━━ ROWS
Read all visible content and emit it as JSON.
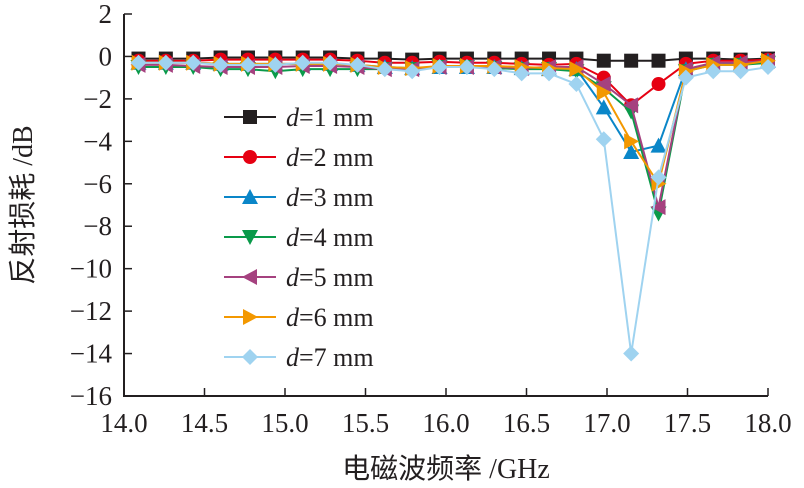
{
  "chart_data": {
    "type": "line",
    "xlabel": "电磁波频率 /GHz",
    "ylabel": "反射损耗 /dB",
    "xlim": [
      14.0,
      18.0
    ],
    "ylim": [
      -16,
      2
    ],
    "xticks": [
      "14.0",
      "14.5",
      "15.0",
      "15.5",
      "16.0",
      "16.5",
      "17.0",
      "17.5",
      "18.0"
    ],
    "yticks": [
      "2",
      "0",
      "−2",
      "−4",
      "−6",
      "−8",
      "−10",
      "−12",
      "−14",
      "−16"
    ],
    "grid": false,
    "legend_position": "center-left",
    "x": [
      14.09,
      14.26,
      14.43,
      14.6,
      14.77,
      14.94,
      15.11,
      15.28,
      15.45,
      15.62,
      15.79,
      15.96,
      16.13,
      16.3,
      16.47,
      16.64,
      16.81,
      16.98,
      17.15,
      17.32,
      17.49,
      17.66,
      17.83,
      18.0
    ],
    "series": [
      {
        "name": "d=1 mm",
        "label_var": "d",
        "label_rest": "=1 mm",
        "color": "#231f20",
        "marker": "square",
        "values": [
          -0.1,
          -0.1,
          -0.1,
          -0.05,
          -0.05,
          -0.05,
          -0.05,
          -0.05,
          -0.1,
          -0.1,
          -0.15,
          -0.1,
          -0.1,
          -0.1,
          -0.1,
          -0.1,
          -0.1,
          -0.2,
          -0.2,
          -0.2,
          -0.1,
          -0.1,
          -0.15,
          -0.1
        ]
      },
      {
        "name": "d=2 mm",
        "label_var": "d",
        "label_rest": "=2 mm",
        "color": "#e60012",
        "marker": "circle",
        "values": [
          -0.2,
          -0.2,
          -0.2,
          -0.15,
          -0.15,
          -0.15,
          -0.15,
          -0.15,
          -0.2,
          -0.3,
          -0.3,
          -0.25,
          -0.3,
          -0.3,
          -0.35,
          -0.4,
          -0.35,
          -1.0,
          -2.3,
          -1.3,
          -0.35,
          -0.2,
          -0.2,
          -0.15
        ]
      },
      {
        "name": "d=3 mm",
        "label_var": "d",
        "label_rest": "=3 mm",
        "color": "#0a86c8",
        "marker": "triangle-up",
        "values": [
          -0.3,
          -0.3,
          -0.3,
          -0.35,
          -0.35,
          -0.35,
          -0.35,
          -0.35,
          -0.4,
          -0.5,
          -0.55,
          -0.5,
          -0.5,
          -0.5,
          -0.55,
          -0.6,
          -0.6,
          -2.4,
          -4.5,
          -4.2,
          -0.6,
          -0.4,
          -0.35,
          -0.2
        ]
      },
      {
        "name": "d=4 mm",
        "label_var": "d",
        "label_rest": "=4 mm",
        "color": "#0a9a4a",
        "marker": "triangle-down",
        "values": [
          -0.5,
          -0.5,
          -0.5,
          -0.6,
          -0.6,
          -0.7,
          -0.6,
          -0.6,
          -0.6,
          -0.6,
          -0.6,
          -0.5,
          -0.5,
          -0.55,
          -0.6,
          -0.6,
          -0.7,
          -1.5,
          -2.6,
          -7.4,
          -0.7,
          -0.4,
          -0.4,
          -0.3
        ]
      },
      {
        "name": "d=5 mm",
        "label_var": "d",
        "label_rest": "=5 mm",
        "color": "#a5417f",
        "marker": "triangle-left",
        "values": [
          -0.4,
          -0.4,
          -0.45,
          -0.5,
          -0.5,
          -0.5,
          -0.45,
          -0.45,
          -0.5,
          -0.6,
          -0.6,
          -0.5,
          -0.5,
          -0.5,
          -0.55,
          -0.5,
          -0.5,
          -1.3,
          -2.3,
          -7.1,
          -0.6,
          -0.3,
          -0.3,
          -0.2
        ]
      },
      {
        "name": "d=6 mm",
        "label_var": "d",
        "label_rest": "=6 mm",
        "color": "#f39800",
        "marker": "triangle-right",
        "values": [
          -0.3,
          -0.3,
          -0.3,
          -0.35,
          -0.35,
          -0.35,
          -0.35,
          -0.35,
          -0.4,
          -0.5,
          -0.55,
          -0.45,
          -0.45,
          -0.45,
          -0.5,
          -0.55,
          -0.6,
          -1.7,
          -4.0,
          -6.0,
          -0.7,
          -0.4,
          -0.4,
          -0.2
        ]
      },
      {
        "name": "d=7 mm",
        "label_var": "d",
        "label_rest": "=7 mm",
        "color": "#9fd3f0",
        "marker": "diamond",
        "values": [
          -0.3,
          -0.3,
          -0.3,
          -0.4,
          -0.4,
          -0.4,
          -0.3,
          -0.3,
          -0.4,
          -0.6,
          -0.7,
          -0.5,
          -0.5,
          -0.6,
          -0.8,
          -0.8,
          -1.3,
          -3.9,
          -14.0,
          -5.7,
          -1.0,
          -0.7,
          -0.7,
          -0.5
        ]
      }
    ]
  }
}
━━━━
WHAT IS NEEDED> Extract every line containing the string "left" from the material.

SOLUTION FOR THIS PROBLEM>
    "legend_position": "center-left",
        "marker": "triangle-left",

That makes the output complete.